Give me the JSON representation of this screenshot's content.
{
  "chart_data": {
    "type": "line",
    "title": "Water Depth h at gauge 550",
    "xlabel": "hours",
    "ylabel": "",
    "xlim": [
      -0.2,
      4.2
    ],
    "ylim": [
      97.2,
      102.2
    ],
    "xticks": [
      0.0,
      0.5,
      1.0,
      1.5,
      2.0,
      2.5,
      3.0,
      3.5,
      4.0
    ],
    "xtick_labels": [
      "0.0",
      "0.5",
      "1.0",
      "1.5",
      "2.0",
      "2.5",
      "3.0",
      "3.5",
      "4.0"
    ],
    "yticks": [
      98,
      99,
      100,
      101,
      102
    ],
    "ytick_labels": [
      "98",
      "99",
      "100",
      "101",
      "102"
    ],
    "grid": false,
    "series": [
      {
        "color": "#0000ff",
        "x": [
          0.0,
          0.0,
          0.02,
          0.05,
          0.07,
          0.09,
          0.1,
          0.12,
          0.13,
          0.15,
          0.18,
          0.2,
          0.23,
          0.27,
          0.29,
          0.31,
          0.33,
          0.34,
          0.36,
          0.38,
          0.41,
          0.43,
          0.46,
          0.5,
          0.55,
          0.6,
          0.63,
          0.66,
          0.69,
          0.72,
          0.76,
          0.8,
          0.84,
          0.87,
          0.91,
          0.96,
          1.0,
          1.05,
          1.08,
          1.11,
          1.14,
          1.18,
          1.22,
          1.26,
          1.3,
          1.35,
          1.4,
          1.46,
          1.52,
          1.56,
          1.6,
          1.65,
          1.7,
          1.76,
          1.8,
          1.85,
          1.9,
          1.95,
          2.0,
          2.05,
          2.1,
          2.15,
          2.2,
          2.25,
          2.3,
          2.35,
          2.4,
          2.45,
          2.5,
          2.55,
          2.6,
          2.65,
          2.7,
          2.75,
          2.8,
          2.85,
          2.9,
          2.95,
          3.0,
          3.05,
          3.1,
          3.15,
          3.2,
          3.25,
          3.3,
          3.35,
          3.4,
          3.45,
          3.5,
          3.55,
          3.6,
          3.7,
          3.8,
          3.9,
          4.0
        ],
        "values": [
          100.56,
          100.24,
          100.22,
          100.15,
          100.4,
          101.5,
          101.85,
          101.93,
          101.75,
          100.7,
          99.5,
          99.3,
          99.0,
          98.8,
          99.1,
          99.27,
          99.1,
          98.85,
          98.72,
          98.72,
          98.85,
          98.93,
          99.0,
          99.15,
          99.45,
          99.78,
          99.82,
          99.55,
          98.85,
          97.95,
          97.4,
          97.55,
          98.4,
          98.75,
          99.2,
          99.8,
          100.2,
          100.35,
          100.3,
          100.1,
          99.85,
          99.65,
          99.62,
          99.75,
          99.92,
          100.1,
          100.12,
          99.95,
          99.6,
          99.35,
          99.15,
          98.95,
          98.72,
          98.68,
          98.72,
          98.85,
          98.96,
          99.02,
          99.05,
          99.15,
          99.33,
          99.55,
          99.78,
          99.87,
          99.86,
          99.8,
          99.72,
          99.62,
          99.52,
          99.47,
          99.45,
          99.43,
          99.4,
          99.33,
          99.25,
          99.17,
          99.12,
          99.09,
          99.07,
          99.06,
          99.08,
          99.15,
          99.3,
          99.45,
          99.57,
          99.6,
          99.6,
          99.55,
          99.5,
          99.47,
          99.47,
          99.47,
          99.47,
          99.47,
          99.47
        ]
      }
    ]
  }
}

☆ ☆ ☆ ☆ ☆ ☆ ☆

Reproduce the material exactly, with every line intact.

Worked solution
Give me the JSON representation of this screenshot's content.
{
  "chart_data": {
    "type": "line",
    "title": "Water Depth h at gauge 550",
    "xlabel": "hours",
    "ylabel": "",
    "xlim": [
      -0.2,
      4.2
    ],
    "ylim": [
      97.2,
      102.2
    ],
    "xticks": [
      0.0,
      0.5,
      1.0,
      1.5,
      2.0,
      2.5,
      3.0,
      3.5,
      4.0
    ],
    "xtick_labels": [
      "0.0",
      "0.5",
      "1.0",
      "1.5",
      "2.0",
      "2.5",
      "3.0",
      "3.5",
      "4.0"
    ],
    "yticks": [
      98,
      99,
      100,
      101,
      102
    ],
    "ytick_labels": [
      "98",
      "99",
      "100",
      "101",
      "102"
    ],
    "grid": false,
    "series": [
      {
        "color": "#0000ff",
        "x": [
          0.0,
          0.0,
          0.02,
          0.05,
          0.07,
          0.09,
          0.1,
          0.12,
          0.13,
          0.15,
          0.18,
          0.2,
          0.23,
          0.27,
          0.29,
          0.31,
          0.33,
          0.34,
          0.36,
          0.38,
          0.41,
          0.43,
          0.46,
          0.5,
          0.55,
          0.6,
          0.63,
          0.66,
          0.69,
          0.72,
          0.76,
          0.8,
          0.84,
          0.87,
          0.91,
          0.96,
          1.0,
          1.05,
          1.08,
          1.11,
          1.14,
          1.18,
          1.22,
          1.26,
          1.3,
          1.35,
          1.4,
          1.46,
          1.52,
          1.56,
          1.6,
          1.65,
          1.7,
          1.76,
          1.8,
          1.85,
          1.9,
          1.95,
          2.0,
          2.05,
          2.1,
          2.15,
          2.2,
          2.25,
          2.3,
          2.35,
          2.4,
          2.45,
          2.5,
          2.55,
          2.6,
          2.65,
          2.7,
          2.75,
          2.8,
          2.85,
          2.9,
          2.95,
          3.0,
          3.05,
          3.1,
          3.15,
          3.2,
          3.25,
          3.3,
          3.35,
          3.4,
          3.45,
          3.5,
          3.55,
          3.6,
          3.7,
          3.8,
          3.9,
          4.0
        ],
        "values": [
          100.56,
          100.24,
          100.22,
          100.15,
          100.4,
          101.5,
          101.85,
          101.93,
          101.75,
          100.7,
          99.5,
          99.3,
          99.0,
          98.8,
          99.1,
          99.27,
          99.1,
          98.85,
          98.72,
          98.72,
          98.85,
          98.93,
          99.0,
          99.15,
          99.45,
          99.78,
          99.82,
          99.55,
          98.85,
          97.95,
          97.4,
          97.55,
          98.4,
          98.75,
          99.2,
          99.8,
          100.2,
          100.35,
          100.3,
          100.1,
          99.85,
          99.65,
          99.62,
          99.75,
          99.92,
          100.1,
          100.12,
          99.95,
          99.6,
          99.35,
          99.15,
          98.95,
          98.72,
          98.68,
          98.72,
          98.85,
          98.96,
          99.02,
          99.05,
          99.15,
          99.33,
          99.55,
          99.78,
          99.87,
          99.86,
          99.8,
          99.72,
          99.62,
          99.52,
          99.47,
          99.45,
          99.43,
          99.4,
          99.33,
          99.25,
          99.17,
          99.12,
          99.09,
          99.07,
          99.06,
          99.08,
          99.15,
          99.3,
          99.45,
          99.57,
          99.6,
          99.6,
          99.55,
          99.5,
          99.47,
          99.47,
          99.47,
          99.47,
          99.47,
          99.47
        ]
      }
    ]
  }
}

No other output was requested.